* Page extract
If you are not satisfied by the outcome of the first level of appeal, you have the right to request a second level of appeal. This appeal is conducted by a grievance review panel, the majority of whom must be health care professionals who have appropriate experience in the management of your illness or injury. None of the panel may have been involved at any level previously and none may be the employees of or financially entwined with your health plan. Your appeal must be heard by the panel within 45 working days from the date your request was received by your plan.
You may participate in the second level of review by personally presenting your case to the panel or by submitting written materials to the panel. Based upon the experiences of many who have been involved in this level of appeal, communicating face-to-face with this review panel is vitally important to the success of your appeal and is an opportunity not to be missed. You may question health plan representatives or question any panelist; and you may be represented by any person of your choice. The panel must issue a written decision within five working days after hearing the appeal.
At this time, you do not have any further avenue of appeal except to the courts or to the Division of Insurance. Considering the fact that court proceedings are an exceedingly slow and expensive option, it is usually more worthwhile to request the assistance of the Division. It will review the process used by your plan. If it finds that the process was faulty in some manner, it will require your plan to correct the problem and, in some instances, revisit its decision. The Division of Insurance can be extremely helpful in those instances in which your plan has not complied with the law.
Under current consideration in the Colorado General Assembly during this 1999 legislative session is a bill that would add a third level of appeal to the process that is now in place under Regulation 4-2-17: external review conducted by totally independent external review entities (H.B. 99-1306, Rep. Morrison). Pursuant to the bill, any entity wanting to conduct external reviews would have to be certified by the Division of Insurance. The external review entity could not, in any manner, be affiliated with your health plan, a trade association of health care plans or a professional association of health care providers. Reviews would have to be conducted by practitioners knowledgeable about the requested procedure and the management of the illness or injury you have. The cost of the external review would be borne by your plan.
Under the proposed legislation, your health plan would notify the Division of Insurance of a request for external review. The Division would, within three working days, assign the review to one of its certified external review entities. All of your pertinent medical record information and any other relevant documents would be confidentially forwarded to the external review entity. The decision of the external reviewer would be provided within 30 calendar days and include the same information as listed above (name and credentials of reviewer, rationale, evidence or documents upon which the reviewer relied). The decision would be binding on both your health plan and you.
This bill also clarifies that a decision as to whether a procedure is experimental is a utilization review decision which would be subject to Regulation 4-2-17 and the proposed legislation. It is worth noting, however, that your health plans denial of a service on the basis that it is not a covered benefit is not a decision that can be appealed under Regulation 4-2-17 or the proposed legislation.
It is expected by those actively monitoring legislative developments that H.B. 99-1306 will be enacted this year in substantially the form described above. The health insurance industry has worked with Representative Morrison to draft a bill that will meet the perceived needs of consumers without placing too complex an administrative burden on health plans.
With the passage of this legislation, Colorado will join those states in the forefront of the nation in protecting consumer interests as they relate to health insurance. Will all of this process assure you two more weeks of physical therapy for your injured knee? Maybe or maybe not. But it will assure that when your plan says NO, you will have access to a full and fair review of that decision.

* How to complete this task
Restate the text on health plan appeals from "It is expected" to "of that decision.", putting "occupational therapy" in place of "physical therapy".

Stored data entries:
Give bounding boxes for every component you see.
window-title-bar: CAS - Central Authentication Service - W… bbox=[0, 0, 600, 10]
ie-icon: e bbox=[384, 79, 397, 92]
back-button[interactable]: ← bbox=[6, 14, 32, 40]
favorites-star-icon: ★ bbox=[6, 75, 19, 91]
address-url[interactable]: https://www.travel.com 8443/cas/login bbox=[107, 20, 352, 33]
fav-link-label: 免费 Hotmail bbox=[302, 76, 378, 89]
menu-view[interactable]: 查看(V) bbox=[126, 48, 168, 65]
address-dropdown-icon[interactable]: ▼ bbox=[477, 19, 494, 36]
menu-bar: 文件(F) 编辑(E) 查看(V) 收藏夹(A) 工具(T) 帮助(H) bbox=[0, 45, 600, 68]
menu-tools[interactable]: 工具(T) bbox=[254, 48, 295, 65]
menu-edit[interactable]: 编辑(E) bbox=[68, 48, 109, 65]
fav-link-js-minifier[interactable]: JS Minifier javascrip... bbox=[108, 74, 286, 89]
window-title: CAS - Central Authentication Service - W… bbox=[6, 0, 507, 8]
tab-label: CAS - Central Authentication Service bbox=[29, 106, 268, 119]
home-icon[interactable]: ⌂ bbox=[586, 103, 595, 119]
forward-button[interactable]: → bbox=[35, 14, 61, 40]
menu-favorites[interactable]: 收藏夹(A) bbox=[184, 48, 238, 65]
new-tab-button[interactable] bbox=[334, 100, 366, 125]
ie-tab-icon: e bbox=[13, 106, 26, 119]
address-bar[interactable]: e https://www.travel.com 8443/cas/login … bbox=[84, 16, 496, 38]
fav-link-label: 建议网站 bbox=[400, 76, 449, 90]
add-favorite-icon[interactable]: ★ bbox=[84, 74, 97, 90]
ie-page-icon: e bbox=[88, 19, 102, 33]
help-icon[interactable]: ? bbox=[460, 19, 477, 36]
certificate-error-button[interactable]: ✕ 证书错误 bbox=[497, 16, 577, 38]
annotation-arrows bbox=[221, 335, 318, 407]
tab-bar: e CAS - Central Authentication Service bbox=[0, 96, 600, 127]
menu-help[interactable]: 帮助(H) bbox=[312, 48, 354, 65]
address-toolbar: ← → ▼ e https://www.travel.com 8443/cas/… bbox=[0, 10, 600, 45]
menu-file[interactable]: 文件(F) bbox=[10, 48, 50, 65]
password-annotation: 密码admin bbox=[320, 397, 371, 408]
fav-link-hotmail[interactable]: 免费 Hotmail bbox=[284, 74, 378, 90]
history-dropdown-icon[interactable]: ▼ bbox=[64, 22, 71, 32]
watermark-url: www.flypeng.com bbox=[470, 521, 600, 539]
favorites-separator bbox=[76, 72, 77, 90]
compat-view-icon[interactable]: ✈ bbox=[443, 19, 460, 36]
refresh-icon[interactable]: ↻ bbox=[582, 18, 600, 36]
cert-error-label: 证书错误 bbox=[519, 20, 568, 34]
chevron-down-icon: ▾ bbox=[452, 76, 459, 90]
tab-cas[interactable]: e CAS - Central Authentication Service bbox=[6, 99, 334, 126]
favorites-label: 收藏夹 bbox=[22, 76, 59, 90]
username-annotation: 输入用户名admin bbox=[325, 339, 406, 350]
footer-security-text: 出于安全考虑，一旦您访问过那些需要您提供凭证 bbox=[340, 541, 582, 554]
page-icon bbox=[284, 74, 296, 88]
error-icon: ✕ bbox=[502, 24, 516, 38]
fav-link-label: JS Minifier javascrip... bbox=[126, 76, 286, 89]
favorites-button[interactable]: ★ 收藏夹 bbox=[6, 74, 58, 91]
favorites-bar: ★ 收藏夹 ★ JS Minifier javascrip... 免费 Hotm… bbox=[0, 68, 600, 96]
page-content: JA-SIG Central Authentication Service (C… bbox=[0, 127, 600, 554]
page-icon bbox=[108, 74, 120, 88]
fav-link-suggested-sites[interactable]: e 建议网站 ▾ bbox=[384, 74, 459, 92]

* Result for this exercise
It is expected by those actively monitoring legislative developments that H.B. 99-1306 will be enacted this year in substantially the form described above. The health insurance industry has worked with Representative Morrison to draft a bill that will meet the perceived needs of consumers without placing too complex an administrative burden on health plans.
With the passage of this legislation, Colorado will join those states in the forefront of the nation in protecting consumer interests as they relate to health insurance. Will all of this process assure you two more weeks of occupational therapy for your injured knee? Maybe or maybe not. But it will assure that when your plan says NO, you will have access to a full and fair review of that decision.